▸ **What you will do**
Identify each line below that contains the word "based", and copy it out.

>> Begin Input records

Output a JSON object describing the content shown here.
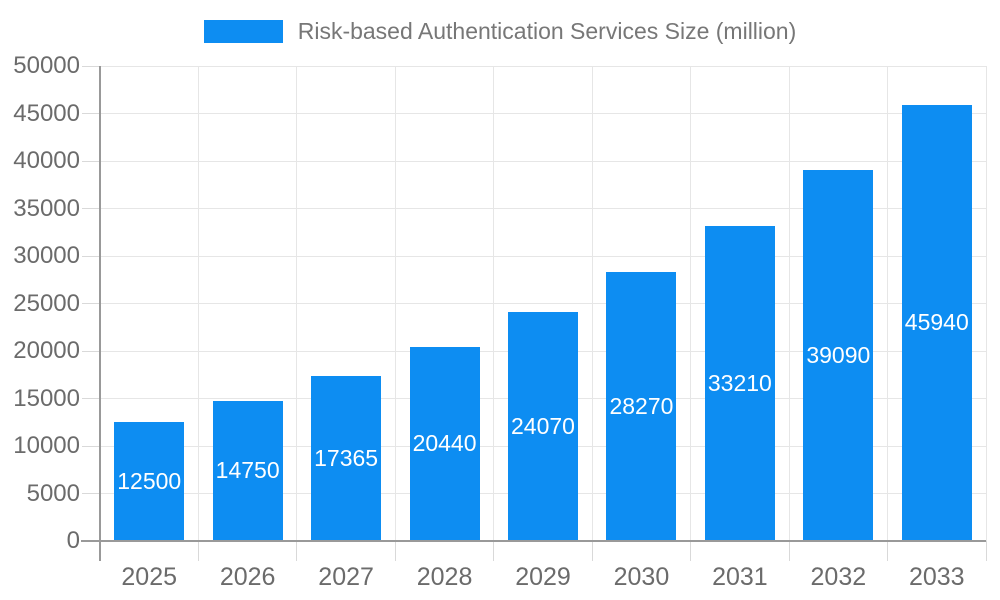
{
  "page": {
    "background": "#ffffff"
  },
  "legend": {
    "label": "Risk-based Authentication Services Size (million)",
    "swatch_color": "#0d8df2",
    "position": "top-center"
  },
  "chart_data": {
    "type": "bar",
    "title": "Risk-based Authentication Services Size (million)",
    "series_name": "Risk-based Authentication Services Size (million)",
    "categories": [
      "2025",
      "2026",
      "2027",
      "2028",
      "2029",
      "2030",
      "2031",
      "2032",
      "2033"
    ],
    "values": [
      12500,
      14750,
      17365,
      20440,
      24070,
      28270,
      33210,
      39090,
      45940
    ],
    "xlabel": "",
    "ylabel": "",
    "ylim": [
      0,
      50000
    ],
    "ytick_step": 5000,
    "yticks": [
      0,
      5000,
      10000,
      15000,
      20000,
      25000,
      30000,
      35000,
      40000,
      45000,
      50000
    ],
    "grid": true,
    "gridlines": "horizontal-and-vertical-boundaries",
    "legend_position": "top-center",
    "value_label_position": "inside-center",
    "colors": {
      "bar": "#0d8df2",
      "value_label": "#ffffff",
      "axis_line": "#999999",
      "gridline": "#e6e6e6",
      "tick_mark": "#d9d9d9",
      "tick_label_text": "#6b6b6b",
      "legend_text": "#777777",
      "background": "#ffffff"
    }
  }
}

>> End Input records

▸ **Task answer**
    "label": "Risk-based Authentication Services Size (million)",
    "title": "Risk-based Authentication Services Size (million)",
    "series_name": "Risk-based Authentication Services Size (million)",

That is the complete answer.